THE TASK: Spot each line in the records below where the word "from" occurs, then copy it.

Figure dataset records:
-*-*-

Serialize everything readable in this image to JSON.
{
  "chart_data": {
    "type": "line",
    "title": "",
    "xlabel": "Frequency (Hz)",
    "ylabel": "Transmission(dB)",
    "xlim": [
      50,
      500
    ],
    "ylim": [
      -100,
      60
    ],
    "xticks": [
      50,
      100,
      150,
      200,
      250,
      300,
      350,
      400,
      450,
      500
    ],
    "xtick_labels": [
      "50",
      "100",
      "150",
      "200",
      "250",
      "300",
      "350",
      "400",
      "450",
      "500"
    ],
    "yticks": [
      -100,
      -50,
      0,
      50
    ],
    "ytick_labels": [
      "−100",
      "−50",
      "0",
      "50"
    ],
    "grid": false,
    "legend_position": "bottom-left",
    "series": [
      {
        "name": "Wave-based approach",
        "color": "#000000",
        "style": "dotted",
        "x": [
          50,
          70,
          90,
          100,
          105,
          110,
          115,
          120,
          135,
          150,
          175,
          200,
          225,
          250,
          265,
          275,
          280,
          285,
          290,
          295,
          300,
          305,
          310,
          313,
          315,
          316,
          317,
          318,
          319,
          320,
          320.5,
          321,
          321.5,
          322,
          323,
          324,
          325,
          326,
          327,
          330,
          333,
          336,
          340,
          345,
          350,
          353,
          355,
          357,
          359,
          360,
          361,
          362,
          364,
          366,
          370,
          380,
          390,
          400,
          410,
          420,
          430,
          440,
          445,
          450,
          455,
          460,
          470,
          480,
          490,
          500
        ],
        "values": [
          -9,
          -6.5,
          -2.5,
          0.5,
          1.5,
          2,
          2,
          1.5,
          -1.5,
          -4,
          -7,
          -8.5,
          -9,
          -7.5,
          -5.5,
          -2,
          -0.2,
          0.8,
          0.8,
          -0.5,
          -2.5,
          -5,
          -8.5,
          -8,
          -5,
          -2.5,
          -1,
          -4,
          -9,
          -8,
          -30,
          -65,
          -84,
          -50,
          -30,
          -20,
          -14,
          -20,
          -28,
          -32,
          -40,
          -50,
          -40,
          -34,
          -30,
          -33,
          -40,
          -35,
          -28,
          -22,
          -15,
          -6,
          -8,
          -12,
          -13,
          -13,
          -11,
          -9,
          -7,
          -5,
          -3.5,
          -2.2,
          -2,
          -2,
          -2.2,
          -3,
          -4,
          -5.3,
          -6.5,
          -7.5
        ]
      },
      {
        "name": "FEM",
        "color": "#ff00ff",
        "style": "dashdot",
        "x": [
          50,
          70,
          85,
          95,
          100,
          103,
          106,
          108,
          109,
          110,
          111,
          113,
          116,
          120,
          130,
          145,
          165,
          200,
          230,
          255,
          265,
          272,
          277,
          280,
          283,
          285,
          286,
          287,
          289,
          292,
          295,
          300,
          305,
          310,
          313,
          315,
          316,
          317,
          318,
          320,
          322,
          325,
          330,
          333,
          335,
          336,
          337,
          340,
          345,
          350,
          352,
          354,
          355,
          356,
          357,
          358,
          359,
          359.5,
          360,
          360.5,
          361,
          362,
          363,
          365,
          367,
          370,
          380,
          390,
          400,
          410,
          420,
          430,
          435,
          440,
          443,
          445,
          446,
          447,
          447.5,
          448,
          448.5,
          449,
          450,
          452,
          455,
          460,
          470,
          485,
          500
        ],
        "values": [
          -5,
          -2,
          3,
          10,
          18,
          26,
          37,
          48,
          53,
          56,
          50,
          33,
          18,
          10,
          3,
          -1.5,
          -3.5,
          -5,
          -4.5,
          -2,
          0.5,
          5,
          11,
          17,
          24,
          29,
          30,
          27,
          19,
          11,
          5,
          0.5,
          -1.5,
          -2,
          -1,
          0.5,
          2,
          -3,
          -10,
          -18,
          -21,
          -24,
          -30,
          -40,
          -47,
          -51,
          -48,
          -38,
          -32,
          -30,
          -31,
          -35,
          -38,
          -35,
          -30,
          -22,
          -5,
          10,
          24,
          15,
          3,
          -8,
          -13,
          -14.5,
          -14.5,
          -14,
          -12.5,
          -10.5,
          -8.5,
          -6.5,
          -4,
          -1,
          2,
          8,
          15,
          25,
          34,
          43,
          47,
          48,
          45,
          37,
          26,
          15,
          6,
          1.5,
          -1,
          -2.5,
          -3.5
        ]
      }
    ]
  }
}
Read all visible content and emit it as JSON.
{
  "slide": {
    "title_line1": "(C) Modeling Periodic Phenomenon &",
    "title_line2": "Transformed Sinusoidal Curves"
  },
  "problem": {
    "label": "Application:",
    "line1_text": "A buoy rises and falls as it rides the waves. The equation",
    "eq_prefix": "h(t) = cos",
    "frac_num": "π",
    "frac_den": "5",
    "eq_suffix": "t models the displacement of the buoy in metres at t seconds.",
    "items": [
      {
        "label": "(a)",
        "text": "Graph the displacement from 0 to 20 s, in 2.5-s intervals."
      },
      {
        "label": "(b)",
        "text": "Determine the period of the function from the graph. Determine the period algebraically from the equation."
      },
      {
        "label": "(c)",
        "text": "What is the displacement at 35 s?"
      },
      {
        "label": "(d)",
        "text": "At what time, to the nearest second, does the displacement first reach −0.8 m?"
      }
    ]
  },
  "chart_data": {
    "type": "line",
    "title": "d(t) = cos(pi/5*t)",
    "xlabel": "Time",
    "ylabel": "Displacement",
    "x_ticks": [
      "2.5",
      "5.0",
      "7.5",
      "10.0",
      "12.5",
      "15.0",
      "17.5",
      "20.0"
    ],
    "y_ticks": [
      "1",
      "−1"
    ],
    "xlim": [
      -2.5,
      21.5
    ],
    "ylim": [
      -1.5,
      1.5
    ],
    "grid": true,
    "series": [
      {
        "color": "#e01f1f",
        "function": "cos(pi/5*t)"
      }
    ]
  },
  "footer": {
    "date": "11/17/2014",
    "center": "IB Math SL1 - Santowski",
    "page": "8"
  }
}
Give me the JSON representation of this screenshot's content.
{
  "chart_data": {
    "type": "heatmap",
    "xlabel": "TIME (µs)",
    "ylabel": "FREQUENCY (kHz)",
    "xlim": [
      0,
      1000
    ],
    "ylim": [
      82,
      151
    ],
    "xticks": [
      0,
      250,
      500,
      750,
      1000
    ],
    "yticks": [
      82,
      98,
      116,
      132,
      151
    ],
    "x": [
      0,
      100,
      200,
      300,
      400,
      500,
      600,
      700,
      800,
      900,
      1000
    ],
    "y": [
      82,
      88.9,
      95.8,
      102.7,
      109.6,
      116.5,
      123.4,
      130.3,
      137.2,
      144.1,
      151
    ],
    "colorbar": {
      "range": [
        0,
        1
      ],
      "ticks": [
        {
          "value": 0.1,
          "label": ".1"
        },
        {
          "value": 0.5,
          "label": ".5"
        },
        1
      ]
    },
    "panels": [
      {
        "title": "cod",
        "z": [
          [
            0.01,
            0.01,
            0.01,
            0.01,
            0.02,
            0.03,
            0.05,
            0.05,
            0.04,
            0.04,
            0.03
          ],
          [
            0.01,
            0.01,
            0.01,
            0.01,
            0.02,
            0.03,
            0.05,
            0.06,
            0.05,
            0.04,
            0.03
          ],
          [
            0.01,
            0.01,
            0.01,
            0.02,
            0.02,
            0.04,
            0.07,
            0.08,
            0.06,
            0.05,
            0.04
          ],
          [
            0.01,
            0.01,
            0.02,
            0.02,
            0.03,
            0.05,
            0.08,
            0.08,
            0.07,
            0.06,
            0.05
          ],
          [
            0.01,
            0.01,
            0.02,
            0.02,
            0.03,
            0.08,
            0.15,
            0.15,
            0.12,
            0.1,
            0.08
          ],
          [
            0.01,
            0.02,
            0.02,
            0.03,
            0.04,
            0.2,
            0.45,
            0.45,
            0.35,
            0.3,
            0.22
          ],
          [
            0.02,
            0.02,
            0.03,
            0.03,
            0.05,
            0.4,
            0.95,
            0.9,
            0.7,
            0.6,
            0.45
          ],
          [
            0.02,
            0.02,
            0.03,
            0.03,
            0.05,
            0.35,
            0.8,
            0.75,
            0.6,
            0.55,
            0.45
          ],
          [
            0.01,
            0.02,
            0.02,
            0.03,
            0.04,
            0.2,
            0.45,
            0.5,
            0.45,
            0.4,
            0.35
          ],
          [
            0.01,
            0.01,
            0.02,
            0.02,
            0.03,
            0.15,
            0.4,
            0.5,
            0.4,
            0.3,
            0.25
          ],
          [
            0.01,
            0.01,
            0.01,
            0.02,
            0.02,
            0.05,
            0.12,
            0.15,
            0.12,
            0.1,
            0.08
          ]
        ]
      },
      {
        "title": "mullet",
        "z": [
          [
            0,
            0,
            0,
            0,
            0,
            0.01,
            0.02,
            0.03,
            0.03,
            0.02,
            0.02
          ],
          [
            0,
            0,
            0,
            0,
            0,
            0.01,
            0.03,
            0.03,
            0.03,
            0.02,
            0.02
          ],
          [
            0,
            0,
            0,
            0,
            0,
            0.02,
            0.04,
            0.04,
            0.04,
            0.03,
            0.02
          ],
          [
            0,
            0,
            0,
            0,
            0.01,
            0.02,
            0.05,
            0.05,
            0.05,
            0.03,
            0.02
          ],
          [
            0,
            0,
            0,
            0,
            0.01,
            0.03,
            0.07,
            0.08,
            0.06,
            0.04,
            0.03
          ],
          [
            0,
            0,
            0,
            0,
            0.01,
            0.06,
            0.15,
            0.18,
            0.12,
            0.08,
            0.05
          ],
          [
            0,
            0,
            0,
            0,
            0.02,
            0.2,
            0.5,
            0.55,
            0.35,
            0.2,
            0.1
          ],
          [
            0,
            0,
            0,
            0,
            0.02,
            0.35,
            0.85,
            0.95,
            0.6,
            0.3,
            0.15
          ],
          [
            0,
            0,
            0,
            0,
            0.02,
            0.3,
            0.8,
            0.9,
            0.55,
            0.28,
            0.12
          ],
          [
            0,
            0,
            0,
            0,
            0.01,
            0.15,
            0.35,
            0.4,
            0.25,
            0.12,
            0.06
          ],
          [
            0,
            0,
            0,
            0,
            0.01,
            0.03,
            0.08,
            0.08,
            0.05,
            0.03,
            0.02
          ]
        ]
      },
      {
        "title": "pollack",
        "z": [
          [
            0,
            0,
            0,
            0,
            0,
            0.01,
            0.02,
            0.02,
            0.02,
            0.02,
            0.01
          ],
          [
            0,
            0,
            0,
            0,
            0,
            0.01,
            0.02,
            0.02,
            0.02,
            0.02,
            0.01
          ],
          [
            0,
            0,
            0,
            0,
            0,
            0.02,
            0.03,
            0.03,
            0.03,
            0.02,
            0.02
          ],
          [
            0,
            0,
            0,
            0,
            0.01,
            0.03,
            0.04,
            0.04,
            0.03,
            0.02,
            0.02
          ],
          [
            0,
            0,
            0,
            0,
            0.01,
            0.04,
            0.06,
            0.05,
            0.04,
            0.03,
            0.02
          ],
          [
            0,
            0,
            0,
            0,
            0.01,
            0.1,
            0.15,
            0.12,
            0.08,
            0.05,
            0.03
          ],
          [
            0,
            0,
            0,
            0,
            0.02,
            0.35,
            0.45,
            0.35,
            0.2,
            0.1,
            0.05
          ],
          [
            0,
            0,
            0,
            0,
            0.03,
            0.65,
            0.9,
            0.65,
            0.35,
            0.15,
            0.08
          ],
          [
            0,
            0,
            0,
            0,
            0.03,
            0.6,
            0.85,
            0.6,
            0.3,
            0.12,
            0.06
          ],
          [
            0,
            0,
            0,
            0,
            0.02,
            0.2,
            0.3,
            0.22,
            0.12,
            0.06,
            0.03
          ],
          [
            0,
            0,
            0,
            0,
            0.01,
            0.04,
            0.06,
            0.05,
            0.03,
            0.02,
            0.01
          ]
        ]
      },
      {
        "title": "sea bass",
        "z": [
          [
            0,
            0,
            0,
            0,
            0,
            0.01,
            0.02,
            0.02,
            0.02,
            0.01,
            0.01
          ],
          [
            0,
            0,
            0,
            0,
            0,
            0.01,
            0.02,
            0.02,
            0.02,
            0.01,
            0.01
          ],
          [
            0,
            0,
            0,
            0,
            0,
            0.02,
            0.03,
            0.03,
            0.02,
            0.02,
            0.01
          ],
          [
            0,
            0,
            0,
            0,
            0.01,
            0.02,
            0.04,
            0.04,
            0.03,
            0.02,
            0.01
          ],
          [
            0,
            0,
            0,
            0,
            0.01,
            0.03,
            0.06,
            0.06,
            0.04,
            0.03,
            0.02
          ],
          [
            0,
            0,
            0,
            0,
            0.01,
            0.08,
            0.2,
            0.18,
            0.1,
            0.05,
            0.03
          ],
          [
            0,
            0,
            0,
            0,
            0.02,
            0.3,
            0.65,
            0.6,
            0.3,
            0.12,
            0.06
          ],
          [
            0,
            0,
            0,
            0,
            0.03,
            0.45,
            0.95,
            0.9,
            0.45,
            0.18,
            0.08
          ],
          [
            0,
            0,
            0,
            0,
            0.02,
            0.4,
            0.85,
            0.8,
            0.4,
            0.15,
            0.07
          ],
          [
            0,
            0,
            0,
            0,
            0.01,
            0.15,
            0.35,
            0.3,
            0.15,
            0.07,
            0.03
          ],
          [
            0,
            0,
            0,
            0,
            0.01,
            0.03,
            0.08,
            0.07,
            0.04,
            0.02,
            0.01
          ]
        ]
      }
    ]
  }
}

-*-*-

SOLUTION TO THIS PROBLEM:
        "text": "Graph the displacement from 0 to 20 s, in 2.5-s intervals."
        "text": "Determine the period of the function from the graph. Determine the period algebraically from the equation."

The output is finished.